_Your instructions_: Can you reproduce the data below, starting with the line that contains "Annotate this image: element" and going on through the line that contains "54, 298, 233]", leaving out the pictures?

───── Listed records ─────

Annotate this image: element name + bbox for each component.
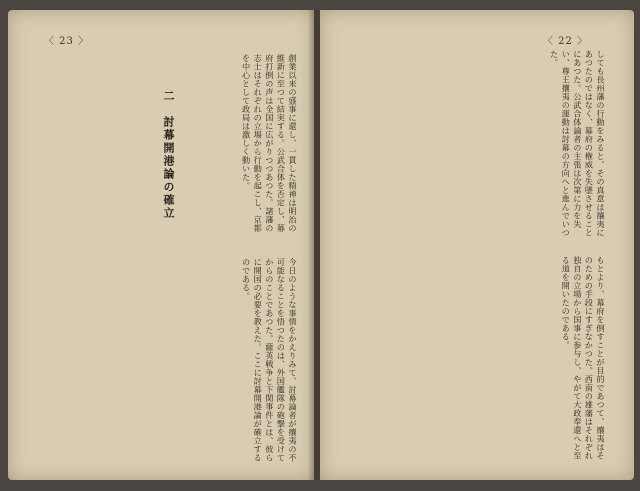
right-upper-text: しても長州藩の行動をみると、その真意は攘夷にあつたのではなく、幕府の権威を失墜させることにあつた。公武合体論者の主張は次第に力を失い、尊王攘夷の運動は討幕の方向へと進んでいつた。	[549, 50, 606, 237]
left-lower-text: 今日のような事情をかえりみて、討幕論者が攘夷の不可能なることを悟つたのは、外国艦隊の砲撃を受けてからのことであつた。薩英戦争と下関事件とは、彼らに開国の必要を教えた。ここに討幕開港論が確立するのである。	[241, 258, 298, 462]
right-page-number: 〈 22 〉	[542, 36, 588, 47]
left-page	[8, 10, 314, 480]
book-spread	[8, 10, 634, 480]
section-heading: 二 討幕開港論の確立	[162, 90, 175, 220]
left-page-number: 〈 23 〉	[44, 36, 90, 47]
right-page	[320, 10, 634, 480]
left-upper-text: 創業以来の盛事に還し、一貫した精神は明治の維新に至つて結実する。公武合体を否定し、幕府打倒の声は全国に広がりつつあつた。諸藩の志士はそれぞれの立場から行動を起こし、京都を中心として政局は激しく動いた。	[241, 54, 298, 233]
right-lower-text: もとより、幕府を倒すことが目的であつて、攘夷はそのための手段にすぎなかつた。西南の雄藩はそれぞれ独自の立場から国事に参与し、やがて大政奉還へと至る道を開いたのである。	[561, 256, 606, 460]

─────
───── Listed records ─────

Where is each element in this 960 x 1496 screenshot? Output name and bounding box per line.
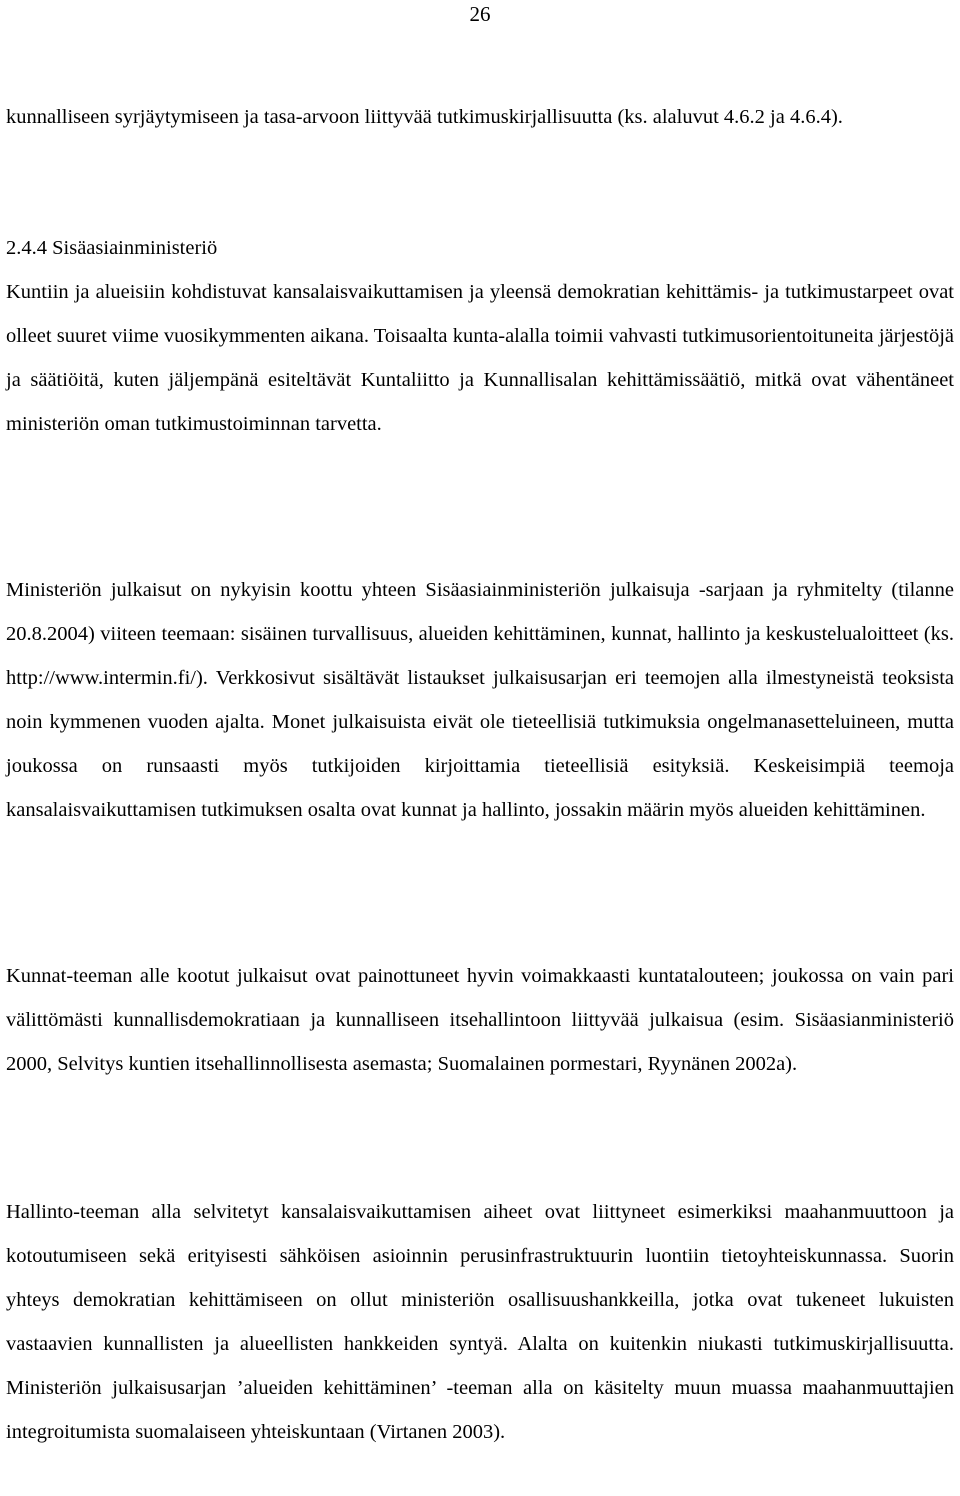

─────

_Solution to this problem_:
Annotate this image: element name + bbox for each component.
right-upper-text: しても長州藩の行動をみると、その真意は攘夷にあつたのではなく、幕府の権威を失墜させることにあつた。公武合体論者の主張は次第に力を失い、尊王攘夷の運動は討幕の方向へと進んでいつた。	[549, 50, 606, 237]
left-lower-text: 今日のような事情をかえりみて、討幕論者が攘夷の不可能なることを悟つたのは、外国艦隊の砲撃を受けてからのことであつた。薩英戦争と下関事件とは、彼らに開国の必要を教えた。ここに討幕開港論が確立するのである。	[241, 258, 298, 462]
right-page-number: 〈 22 〉	[542, 36, 588, 47]
left-page	[8, 10, 314, 480]
book-spread	[8, 10, 634, 480]
section-heading: 二 討幕開港論の確立	[162, 90, 175, 220]
left-page-number: 〈 23 〉	[44, 36, 90, 47]
right-page	[320, 10, 634, 480]
left-upper-text: 創業以来の盛事に還し、一貫した精神は明治の維新に至つて結実する。公武合体を否定し、幕府打倒の声は全国に広がりつつあつた。諸藩の志士はそれぞれの立場から行動を起こし、京都を中心として政局は激しく動いた。	[241, 54, 298, 233]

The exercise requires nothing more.